READING TEXT:
........

Photo: Lindsey Appolis
This work has been part of what I would call "my auxiliary training", augmenting the tome of techniques, approaches, philosophies of body, body intelligence, post-dramatic theatre, cathartic excavations of the political psyche as deposited in body-movement and also voice. Amongst my most recent teachers in these fields were performers from Pan-Theatre in France and Ruth Zapora in the USA. Locally this work is practiced with a supreme sense of physical honesty by Thalia Laric and Kristina Johnstone.
The approach is towards the unknown. Your own entry into the space, whether dancer or musician, is determined by non-formulaic factors. You cannot tell how to enter the space until you do enter it. Once in the space either alone or with other musicians or dancers, your antennae are superbly discriminating, heightened. Your senses are enhanced. You look and do not look but see what is and what is not. Your listening is heightened. You hear silences in between drum rolls and crackling hard plastics and sounds, corrupted piano strings, clarinet and violin, that could at best be described as variations of delinquent-ness. On the edges of anarchy, you are called in ways that cross a shamanism. Your movements could overcome your being and body or it could be the gentlest and most delicate fibrillation of a hidden muscle in the subtleties of your physique. This is performance on the edge. And, when your senses wane you simply exit the stage.

........

GIVEN PROBLEM 1: In the text on improvised movement and sound, which theatre company from France had performers among the writer's most recent teachers?

Items listed in a dataset
........

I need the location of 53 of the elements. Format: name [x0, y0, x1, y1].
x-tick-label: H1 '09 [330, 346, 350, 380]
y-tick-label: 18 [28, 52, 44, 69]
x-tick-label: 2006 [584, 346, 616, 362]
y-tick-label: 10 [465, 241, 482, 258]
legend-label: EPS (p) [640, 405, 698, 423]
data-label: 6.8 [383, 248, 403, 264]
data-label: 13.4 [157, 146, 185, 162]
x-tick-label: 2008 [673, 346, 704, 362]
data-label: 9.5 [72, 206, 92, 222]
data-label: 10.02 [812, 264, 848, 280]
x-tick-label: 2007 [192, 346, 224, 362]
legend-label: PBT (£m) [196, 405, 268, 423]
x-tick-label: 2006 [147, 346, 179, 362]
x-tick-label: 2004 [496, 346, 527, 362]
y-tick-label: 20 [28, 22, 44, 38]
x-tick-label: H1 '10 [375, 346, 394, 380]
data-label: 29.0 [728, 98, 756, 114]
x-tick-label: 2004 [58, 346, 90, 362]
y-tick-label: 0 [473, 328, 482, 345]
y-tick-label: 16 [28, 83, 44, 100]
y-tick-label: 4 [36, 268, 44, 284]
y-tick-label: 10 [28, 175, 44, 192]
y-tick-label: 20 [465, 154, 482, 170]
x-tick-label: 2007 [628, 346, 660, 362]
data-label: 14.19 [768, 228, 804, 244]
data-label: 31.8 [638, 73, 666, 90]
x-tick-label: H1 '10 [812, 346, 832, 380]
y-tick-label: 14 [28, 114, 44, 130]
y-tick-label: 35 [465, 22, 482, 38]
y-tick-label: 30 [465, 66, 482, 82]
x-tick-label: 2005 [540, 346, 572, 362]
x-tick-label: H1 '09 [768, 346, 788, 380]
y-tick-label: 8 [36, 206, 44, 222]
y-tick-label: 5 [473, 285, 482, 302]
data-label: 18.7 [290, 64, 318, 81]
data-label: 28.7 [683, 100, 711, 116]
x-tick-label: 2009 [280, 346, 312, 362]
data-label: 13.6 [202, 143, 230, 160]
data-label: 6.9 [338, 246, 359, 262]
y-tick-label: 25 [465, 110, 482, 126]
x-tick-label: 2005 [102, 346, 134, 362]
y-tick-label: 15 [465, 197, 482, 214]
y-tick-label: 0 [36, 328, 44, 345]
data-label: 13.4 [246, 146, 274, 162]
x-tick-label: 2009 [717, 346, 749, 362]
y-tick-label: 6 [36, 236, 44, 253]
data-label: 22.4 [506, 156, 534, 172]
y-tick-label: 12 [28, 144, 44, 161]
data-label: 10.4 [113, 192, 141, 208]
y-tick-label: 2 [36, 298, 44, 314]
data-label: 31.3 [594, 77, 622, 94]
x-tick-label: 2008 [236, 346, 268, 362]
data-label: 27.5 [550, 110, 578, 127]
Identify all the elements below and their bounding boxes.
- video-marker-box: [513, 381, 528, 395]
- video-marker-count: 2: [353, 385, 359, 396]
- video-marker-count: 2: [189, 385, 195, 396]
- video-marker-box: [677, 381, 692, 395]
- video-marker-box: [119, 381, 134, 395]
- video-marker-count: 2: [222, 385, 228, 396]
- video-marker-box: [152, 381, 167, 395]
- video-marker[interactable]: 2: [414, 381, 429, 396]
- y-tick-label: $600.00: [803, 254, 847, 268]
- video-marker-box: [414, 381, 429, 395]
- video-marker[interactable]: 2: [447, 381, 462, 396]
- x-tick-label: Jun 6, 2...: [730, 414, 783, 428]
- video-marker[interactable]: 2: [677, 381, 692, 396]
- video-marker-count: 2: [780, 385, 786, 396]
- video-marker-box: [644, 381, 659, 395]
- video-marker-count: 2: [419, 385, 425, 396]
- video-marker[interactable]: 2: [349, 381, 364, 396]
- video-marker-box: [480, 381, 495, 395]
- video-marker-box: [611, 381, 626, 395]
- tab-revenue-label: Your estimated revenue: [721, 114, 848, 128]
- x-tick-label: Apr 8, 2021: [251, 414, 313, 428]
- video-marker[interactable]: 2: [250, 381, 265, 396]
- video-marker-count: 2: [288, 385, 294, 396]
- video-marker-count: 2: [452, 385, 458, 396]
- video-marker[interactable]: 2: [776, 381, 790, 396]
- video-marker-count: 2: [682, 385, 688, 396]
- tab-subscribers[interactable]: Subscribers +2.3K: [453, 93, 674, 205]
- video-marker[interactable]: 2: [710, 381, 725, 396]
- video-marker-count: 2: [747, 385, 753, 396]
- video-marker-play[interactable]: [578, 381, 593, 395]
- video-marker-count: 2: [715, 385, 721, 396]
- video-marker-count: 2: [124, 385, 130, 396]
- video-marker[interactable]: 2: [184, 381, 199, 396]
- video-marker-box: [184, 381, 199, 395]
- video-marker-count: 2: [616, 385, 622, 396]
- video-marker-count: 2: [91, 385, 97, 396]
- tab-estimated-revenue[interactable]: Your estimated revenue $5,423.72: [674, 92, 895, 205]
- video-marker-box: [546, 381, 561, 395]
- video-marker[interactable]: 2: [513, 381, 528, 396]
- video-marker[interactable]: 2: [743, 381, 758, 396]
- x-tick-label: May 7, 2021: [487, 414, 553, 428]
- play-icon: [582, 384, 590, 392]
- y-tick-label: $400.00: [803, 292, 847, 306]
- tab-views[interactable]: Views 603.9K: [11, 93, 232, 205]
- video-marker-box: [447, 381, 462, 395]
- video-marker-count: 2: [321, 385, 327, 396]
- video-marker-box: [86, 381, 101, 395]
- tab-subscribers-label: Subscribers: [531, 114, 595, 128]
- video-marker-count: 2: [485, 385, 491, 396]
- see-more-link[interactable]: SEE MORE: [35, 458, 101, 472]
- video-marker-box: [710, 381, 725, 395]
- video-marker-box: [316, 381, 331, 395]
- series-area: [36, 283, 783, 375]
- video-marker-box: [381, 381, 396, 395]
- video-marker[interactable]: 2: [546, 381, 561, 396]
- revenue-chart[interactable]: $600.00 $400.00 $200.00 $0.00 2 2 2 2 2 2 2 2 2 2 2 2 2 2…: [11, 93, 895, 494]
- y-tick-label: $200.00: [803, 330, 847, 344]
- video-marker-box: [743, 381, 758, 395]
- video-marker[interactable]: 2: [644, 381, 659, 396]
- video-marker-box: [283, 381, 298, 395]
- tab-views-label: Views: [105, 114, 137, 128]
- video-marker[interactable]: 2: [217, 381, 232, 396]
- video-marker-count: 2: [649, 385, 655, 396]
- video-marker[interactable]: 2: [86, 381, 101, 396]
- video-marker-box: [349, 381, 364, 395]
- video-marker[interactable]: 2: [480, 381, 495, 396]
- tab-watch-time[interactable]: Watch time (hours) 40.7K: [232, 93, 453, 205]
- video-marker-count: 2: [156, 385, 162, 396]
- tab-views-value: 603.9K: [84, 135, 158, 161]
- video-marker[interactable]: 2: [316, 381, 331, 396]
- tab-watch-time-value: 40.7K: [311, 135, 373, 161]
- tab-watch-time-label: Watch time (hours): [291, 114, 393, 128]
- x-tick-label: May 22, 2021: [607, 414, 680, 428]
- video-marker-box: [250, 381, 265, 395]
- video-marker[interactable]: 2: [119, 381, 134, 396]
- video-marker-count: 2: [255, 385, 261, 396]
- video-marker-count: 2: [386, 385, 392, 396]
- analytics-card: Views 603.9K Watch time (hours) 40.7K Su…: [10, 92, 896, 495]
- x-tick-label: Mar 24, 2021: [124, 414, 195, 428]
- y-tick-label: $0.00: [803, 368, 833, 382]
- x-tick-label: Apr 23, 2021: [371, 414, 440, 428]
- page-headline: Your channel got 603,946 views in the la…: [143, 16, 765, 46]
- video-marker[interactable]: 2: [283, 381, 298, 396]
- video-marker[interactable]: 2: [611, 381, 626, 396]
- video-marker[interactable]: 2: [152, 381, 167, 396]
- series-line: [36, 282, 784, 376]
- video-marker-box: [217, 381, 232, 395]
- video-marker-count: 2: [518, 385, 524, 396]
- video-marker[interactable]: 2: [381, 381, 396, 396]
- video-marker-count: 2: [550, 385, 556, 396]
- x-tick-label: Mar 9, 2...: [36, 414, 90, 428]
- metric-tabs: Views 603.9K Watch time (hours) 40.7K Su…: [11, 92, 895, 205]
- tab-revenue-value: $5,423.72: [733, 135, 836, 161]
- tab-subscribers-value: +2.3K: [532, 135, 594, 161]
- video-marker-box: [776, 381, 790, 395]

........

GIVEN PROBLEM 2: Rewrite the records starting at the first line and ending at the line containing "data-label: 6.8 [383, 248, 403, 264]", replacing "y-tick-label" with "y-axis-label" and leaving everything else unchanged.

TASK SOLUTION 1: Pan-Theatre

TASK SOLUTION 2:
I need the location of 53 of the elements. Format: name [x0, y0, x1, y1].
x-tick-label: H1 '09 [330, 346, 350, 380]
y-axis-label: 18 [28, 52, 44, 69]
x-tick-label: 2006 [584, 346, 616, 362]
y-axis-label: 10 [465, 241, 482, 258]
legend-label: EPS (p) [640, 405, 698, 423]
data-label: 6.8 [383, 248, 403, 264]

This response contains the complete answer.